WHAT IS EXPECTED>
Every record must be written out once more, with nothing added or omitted.

A block of data>

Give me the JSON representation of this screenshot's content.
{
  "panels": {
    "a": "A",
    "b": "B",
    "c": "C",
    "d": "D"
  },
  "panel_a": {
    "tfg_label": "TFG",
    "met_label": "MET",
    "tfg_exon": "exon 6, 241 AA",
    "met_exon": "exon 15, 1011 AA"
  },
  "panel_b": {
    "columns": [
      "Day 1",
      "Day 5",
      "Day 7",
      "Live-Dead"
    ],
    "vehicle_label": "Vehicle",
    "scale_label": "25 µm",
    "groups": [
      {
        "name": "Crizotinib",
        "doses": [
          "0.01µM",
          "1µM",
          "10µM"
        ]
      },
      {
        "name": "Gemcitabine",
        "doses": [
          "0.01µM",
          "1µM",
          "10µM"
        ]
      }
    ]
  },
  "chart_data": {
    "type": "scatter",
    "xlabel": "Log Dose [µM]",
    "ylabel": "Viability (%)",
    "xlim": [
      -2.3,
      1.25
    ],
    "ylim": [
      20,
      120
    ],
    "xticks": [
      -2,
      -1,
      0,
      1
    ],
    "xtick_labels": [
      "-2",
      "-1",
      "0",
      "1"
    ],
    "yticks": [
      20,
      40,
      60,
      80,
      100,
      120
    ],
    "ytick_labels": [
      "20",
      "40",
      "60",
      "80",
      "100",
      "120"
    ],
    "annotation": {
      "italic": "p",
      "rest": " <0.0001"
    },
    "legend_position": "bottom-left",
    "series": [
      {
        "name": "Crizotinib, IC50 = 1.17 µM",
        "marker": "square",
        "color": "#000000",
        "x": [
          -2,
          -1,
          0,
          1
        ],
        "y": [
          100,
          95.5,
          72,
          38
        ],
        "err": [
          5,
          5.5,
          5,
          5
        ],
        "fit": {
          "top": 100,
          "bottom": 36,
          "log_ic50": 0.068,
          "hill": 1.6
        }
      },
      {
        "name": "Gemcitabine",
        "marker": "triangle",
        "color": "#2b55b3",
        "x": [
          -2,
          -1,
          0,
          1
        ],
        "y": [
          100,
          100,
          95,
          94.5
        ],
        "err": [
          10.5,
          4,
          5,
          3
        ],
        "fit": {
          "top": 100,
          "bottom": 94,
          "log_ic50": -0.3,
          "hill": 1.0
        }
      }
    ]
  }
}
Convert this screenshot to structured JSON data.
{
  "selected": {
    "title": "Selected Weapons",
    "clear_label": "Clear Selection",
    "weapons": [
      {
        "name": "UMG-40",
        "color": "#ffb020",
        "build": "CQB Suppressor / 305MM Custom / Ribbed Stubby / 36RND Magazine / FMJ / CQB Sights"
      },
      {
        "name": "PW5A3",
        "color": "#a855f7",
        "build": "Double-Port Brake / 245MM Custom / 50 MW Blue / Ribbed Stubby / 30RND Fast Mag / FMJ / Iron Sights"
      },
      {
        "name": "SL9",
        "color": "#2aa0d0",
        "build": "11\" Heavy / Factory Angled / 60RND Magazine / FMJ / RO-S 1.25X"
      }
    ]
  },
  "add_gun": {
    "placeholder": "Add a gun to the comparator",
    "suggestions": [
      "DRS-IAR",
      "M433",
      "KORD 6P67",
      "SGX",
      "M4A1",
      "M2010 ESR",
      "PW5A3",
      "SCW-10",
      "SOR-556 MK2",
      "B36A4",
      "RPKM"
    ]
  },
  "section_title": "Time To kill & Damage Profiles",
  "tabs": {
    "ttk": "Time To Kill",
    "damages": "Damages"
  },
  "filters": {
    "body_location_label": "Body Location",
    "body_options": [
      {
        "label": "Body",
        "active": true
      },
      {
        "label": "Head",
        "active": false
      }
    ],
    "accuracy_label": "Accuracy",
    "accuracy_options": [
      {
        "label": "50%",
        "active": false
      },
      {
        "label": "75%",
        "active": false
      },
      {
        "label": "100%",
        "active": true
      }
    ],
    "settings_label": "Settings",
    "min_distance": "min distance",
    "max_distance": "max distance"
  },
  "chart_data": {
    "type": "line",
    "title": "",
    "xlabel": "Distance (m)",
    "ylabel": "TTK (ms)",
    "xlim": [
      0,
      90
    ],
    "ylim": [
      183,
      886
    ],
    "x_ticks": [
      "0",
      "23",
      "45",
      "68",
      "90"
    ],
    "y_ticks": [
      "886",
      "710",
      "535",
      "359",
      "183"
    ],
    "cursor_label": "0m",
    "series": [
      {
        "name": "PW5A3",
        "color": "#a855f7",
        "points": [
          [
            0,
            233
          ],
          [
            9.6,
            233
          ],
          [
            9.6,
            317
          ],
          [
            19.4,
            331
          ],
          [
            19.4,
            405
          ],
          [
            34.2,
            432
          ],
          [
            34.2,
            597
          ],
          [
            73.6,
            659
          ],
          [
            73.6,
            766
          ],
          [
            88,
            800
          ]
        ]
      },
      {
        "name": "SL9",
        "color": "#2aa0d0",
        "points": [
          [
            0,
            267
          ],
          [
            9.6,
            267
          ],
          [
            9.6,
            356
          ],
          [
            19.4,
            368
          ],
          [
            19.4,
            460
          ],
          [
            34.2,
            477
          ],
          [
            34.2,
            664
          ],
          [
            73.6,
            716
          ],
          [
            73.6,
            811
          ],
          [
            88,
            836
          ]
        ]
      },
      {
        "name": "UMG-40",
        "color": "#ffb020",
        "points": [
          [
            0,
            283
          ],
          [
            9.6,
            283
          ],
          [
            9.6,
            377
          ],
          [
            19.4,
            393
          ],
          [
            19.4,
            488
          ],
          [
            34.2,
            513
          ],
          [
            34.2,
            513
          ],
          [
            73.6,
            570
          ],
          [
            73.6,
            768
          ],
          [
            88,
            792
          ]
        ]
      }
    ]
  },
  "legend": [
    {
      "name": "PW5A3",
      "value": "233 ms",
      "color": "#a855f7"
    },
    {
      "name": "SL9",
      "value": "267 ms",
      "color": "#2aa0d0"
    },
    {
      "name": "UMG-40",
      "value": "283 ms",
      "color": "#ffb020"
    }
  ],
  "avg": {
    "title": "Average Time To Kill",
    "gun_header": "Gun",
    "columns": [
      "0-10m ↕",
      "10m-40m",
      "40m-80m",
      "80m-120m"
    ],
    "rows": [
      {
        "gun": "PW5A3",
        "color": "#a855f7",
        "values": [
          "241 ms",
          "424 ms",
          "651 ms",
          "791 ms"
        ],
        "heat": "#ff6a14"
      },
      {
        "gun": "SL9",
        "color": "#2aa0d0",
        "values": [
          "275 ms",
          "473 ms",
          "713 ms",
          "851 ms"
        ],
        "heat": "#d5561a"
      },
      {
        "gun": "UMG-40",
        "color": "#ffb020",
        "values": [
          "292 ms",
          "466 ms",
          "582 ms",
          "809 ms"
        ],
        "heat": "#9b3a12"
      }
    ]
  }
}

COMPLETE OUTPUT>
Give me the JSON representation of this screenshot's content.
{
  "panels": {
    "a": "A",
    "b": "B",
    "c": "C",
    "d": "D"
  },
  "panel_a": {
    "tfg_label": "TFG",
    "met_label": "MET",
    "tfg_exon": "exon 6, 241 AA",
    "met_exon": "exon 15, 1011 AA"
  },
  "panel_b": {
    "columns": [
      "Day 1",
      "Day 5",
      "Day 7",
      "Live-Dead"
    ],
    "vehicle_label": "Vehicle",
    "scale_label": "25 µm",
    "groups": [
      {
        "name": "Crizotinib",
        "doses": [
          "0.01µM",
          "1µM",
          "10µM"
        ]
      },
      {
        "name": "Gemcitabine",
        "doses": [
          "0.01µM",
          "1µM",
          "10µM"
        ]
      }
    ]
  },
  "chart_data": {
    "type": "scatter",
    "xlabel": "Log Dose [µM]",
    "ylabel": "Viability (%)",
    "xlim": [
      -2.3,
      1.25
    ],
    "ylim": [
      20,
      120
    ],
    "xticks": [
      -2,
      -1,
      0,
      1
    ],
    "xtick_labels": [
      "-2",
      "-1",
      "0",
      "1"
    ],
    "yticks": [
      20,
      40,
      60,
      80,
      100,
      120
    ],
    "ytick_labels": [
      "20",
      "40",
      "60",
      "80",
      "100",
      "120"
    ],
    "annotation": {
      "italic": "p",
      "rest": " <0.0001"
    },
    "legend_position": "bottom-left",
    "series": [
      {
        "name": "Crizotinib, IC50 = 1.17 µM",
        "marker": "square",
        "color": "#000000",
        "x": [
          -2,
          -1,
          0,
          1
        ],
        "y": [
          100,
          95.5,
          72,
          38
        ],
        "err": [
          5,
          5.5,
          5,
          5
        ],
        "fit": {
          "top": 100,
          "bottom": 36,
          "log_ic50": 0.068,
          "hill": 1.6
        }
      },
      {
        "name": "Gemcitabine",
        "marker": "triangle",
        "color": "#2b55b3",
        "x": [
          -2,
          -1,
          0,
          1
        ],
        "y": [
          100,
          100,
          95,
          94.5
        ],
        "err": [
          10.5,
          4,
          5,
          3
        ],
        "fit": {
          "top": 100,
          "bottom": 94,
          "log_ic50": -0.3,
          "hill": 1.0
        }
      }
    ]
  }
}
Convert this screenshot to structured JSON data.
{
  "selected": {
    "title": "Selected Weapons",
    "clear_label": "Clear Selection",
    "weapons": [
      {
        "name": "UMG-40",
        "color": "#ffb020",
        "build": "CQB Suppressor / 305MM Custom / Ribbed Stubby / 36RND Magazine / FMJ / CQB Sights"
      },
      {
        "name": "PW5A3",
        "color": "#a855f7",
        "build": "Double-Port Brake / 245MM Custom / 50 MW Blue / Ribbed Stubby / 30RND Fast Mag / FMJ / Iron Sights"
      },
      {
        "name": "SL9",
        "color": "#2aa0d0",
        "build": "11\" Heavy / Factory Angled / 60RND Magazine / FMJ / RO-S 1.25X"
      }
    ]
  },
  "add_gun": {
    "placeholder": "Add a gun to the comparator",
    "suggestions": [
      "DRS-IAR",
      "M433",
      "KORD 6P67",
      "SGX",
      "M4A1",
      "M2010 ESR",
      "PW5A3",
      "SCW-10",
      "SOR-556 MK2",
      "B36A4",
      "RPKM"
    ]
  },
  "section_title": "Time To kill & Damage Profiles",
  "tabs": {
    "ttk": "Time To Kill",
    "damages": "Damages"
  },
  "filters": {
    "body_location_label": "Body Location",
    "body_options": [
      {
        "label": "Body",
        "active": true
      },
      {
        "label": "Head",
        "active": false
      }
    ],
    "accuracy_label": "Accuracy",
    "accuracy_options": [
      {
        "label": "50%",
        "active": false
      },
      {
        "label": "75%",
        "active": false
      },
      {
        "label": "100%",
        "active": true
      }
    ],
    "settings_label": "Settings",
    "min_distance": "min distance",
    "max_distance": "max distance"
  },
  "chart_data": {
    "type": "line",
    "title": "",
    "xlabel": "Distance (m)",
    "ylabel": "TTK (ms)",
    "xlim": [
      0,
      90
    ],
    "ylim": [
      183,
      886
    ],
    "x_ticks": [
      "0",
      "23",
      "45",
      "68",
      "90"
    ],
    "y_ticks": [
      "886",
      "710",
      "535",
      "359",
      "183"
    ],
    "cursor_label": "0m",
    "series": [
      {
        "name": "PW5A3",
        "color": "#a855f7",
        "points": [
          [
            0,
            233
          ],
          [
            9.6,
            233
          ],
          [
            9.6,
            317
          ],
          [
            19.4,
            331
          ],
          [
            19.4,
            405
          ],
          [
            34.2,
            432
          ],
          [
            34.2,
            597
          ],
          [
            73.6,
            659
          ],
          [
            73.6,
            766
          ],
          [
            88,
            800
          ]
        ]
      },
      {
        "name": "SL9",
        "color": "#2aa0d0",
        "points": [
          [
            0,
            267
          ],
          [
            9.6,
            267
          ],
          [
            9.6,
            356
          ],
          [
            19.4,
            368
          ],
          [
            19.4,
            460
          ],
          [
            34.2,
            477
          ],
          [
            34.2,
            664
          ],
          [
            73.6,
            716
          ],
          [
            73.6,
            811
          ],
          [
            88,
            836
          ]
        ]
      },
      {
        "name": "UMG-40",
        "color": "#ffb020",
        "points": [
          [
            0,
            283
          ],
          [
            9.6,
            283
          ],
          [
            9.6,
            377
          ],
          [
            19.4,
            393
          ],
          [
            19.4,
            488
          ],
          [
            34.2,
            513
          ],
          [
            34.2,
            513
          ],
          [
            73.6,
            570
          ],
          [
            73.6,
            768
          ],
          [
            88,
            792
          ]
        ]
      }
    ]
  },
  "legend": [
    {
      "name": "PW5A3",
      "value": "233 ms",
      "color": "#a855f7"
    },
    {
      "name": "SL9",
      "value": "267 ms",
      "color": "#2aa0d0"
    },
    {
      "name": "UMG-40",
      "value": "283 ms",
      "color": "#ffb020"
    }
  ],
  "avg": {
    "title": "Average Time To Kill",
    "gun_header": "Gun",
    "columns": [
      "0-10m ↕",
      "10m-40m",
      "40m-80m",
      "80m-120m"
    ],
    "rows": [
      {
        "gun": "PW5A3",
        "color": "#a855f7",
        "values": [
          "241 ms",
          "424 ms",
          "651 ms",
          "791 ms"
        ],
        "heat": "#ff6a14"
      },
      {
        "gun": "SL9",
        "color": "#2aa0d0",
        "values": [
          "275 ms",
          "473 ms",
          "713 ms",
          "851 ms"
        ],
        "heat": "#d5561a"
      },
      {
        "gun": "UMG-40",
        "color": "#ffb020",
        "values": [
          "292 ms",
          "466 ms",
          "582 ms",
          "809 ms"
        ],
        "heat": "#9b3a12"
      }
    ]
  }
}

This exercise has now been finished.